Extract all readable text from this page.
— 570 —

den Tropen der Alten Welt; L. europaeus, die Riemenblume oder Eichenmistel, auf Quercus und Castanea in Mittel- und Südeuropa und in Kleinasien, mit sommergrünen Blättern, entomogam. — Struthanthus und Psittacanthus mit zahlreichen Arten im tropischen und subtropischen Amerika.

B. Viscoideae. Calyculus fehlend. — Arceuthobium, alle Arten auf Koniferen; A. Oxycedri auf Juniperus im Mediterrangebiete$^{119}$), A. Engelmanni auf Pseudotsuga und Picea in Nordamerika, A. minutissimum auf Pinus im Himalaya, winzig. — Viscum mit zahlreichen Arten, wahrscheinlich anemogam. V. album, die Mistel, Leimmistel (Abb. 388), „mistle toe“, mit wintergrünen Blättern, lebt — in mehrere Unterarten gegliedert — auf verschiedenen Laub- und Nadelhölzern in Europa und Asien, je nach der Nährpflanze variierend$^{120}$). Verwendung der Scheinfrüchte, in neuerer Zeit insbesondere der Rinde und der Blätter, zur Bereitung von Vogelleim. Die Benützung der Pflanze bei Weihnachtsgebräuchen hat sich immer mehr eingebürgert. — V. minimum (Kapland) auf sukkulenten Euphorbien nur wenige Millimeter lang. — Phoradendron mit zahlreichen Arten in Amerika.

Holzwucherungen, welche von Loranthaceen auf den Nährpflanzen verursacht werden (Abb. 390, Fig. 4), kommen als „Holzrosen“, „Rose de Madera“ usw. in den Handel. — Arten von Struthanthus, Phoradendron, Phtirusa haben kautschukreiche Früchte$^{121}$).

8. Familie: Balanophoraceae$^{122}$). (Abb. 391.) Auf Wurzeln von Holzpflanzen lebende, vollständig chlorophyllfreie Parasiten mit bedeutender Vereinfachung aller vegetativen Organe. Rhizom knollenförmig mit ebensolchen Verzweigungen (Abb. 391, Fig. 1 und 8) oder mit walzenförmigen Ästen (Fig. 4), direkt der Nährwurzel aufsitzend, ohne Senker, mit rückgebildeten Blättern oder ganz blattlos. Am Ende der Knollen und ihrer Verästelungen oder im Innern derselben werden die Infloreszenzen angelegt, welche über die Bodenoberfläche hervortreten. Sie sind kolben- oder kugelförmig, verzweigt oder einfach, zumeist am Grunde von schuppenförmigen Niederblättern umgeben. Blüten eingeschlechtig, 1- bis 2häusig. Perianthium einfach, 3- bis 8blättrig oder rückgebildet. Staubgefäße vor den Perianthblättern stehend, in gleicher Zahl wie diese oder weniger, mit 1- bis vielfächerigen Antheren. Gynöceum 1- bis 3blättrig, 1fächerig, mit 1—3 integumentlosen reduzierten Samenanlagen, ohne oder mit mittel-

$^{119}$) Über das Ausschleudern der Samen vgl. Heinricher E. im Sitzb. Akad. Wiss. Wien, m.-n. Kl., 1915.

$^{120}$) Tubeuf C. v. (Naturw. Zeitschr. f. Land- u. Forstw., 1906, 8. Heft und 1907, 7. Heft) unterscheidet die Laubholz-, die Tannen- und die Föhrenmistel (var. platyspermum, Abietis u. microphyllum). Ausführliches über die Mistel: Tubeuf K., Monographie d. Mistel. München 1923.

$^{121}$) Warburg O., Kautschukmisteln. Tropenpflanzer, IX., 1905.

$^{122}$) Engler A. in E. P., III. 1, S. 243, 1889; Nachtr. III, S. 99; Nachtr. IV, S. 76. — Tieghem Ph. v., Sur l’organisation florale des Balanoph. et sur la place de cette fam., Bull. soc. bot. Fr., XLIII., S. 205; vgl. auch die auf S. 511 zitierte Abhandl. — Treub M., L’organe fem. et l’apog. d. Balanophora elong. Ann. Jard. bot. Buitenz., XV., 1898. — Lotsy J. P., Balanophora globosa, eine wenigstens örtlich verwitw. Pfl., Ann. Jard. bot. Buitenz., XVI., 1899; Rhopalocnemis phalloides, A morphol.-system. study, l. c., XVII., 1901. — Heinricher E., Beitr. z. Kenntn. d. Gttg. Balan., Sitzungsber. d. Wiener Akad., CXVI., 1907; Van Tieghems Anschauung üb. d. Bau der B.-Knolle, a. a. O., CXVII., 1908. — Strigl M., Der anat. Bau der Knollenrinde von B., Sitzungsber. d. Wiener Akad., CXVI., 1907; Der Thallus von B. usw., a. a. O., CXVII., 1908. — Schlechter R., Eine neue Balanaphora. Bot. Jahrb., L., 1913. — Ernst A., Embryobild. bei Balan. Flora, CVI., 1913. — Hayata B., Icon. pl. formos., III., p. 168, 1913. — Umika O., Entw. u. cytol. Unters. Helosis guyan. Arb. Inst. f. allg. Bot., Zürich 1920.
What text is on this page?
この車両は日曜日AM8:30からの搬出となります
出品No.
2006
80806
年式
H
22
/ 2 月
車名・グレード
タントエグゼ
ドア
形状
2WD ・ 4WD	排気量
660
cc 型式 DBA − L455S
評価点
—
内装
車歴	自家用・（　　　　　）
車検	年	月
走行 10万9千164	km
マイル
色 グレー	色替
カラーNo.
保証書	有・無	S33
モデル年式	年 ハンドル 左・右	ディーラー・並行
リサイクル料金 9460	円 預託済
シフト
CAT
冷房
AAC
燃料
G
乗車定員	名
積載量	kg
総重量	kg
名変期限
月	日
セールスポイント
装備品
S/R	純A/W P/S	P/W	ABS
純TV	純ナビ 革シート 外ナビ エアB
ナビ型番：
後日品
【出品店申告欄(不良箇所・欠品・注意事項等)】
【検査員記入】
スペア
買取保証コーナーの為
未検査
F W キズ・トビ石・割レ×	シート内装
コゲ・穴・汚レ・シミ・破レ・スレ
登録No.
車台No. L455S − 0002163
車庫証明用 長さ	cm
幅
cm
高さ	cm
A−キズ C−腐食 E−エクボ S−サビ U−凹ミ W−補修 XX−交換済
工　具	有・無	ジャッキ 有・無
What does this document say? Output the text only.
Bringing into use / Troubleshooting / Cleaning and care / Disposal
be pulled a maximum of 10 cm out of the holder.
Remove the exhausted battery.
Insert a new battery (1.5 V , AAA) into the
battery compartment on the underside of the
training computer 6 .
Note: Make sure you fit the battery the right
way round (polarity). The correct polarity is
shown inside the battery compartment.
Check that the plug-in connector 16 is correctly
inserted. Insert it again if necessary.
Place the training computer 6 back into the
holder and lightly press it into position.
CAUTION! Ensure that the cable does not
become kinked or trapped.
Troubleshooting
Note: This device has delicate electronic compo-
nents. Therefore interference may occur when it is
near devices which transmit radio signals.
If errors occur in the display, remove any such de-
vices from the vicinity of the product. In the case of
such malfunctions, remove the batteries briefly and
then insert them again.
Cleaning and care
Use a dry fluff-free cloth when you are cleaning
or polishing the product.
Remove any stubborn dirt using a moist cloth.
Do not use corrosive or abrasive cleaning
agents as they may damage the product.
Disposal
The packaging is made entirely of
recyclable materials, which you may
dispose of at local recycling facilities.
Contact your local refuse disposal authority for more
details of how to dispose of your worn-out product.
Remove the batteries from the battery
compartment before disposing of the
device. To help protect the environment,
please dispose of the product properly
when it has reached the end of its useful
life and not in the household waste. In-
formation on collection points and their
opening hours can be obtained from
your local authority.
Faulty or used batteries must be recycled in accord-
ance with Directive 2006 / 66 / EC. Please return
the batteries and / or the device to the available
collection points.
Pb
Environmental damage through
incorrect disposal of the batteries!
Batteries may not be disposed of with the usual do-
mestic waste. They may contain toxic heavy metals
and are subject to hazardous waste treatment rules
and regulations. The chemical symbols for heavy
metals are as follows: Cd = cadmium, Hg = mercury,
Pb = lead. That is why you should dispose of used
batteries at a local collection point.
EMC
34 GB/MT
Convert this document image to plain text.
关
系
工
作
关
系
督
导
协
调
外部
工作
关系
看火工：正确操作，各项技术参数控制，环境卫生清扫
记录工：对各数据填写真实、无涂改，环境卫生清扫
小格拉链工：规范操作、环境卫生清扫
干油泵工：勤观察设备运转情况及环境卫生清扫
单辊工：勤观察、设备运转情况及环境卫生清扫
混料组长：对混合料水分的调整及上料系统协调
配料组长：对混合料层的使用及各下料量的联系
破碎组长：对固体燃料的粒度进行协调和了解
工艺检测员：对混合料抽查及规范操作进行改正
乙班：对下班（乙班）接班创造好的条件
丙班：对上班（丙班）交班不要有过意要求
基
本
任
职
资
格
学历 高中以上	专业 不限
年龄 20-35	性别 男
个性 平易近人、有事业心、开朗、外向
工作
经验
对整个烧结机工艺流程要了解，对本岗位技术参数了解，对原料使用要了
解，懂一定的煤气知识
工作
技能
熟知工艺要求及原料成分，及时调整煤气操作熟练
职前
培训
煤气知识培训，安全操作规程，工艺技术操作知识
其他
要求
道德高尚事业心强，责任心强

|---|

§ Work instructions
Output an exact copy of the lines beginning at the one that holds "Convert this document image to plain text." and running through the final line of the records.

§ The output
Convert this document image to plain text.
关
系
工
作
关
系
督
导
协
调
外部
工作
关系
看火工：正确操作，各项技术参数控制，环境卫生清扫
记录工：对各数据填写真实、无涂改，环境卫生清扫
小格拉链工：规范操作、环境卫生清扫
干油泵工：勤观察设备运转情况及环境卫生清扫
单辊工：勤观察、设备运转情况及环境卫生清扫
混料组长：对混合料水分的调整及上料系统协调
配料组长：对混合料层的使用及各下料量的联系
破碎组长：对固体燃料的粒度进行协调和了解
工艺检测员：对混合料抽查及规范操作进行改正
乙班：对下班（乙班）接班创造好的条件
丙班：对上班（丙班）交班不要有过意要求
基
本
任
职
资
格
学历 高中以上	专业 不限
年龄 20-35	性别 男
个性 平易近人、有事业心、开朗、外向
工作
经验
对整个烧结机工艺流程要了解，对本岗位技术参数了解，对原料使用要了
解，懂一定的煤气知识
工作
技能
熟知工艺要求及原料成分，及时调整煤气操作熟练
职前
培训
煤气知识培训，安全操作规程，工艺技术操作知识
其他
要求
道德高尚事业心强，责任心强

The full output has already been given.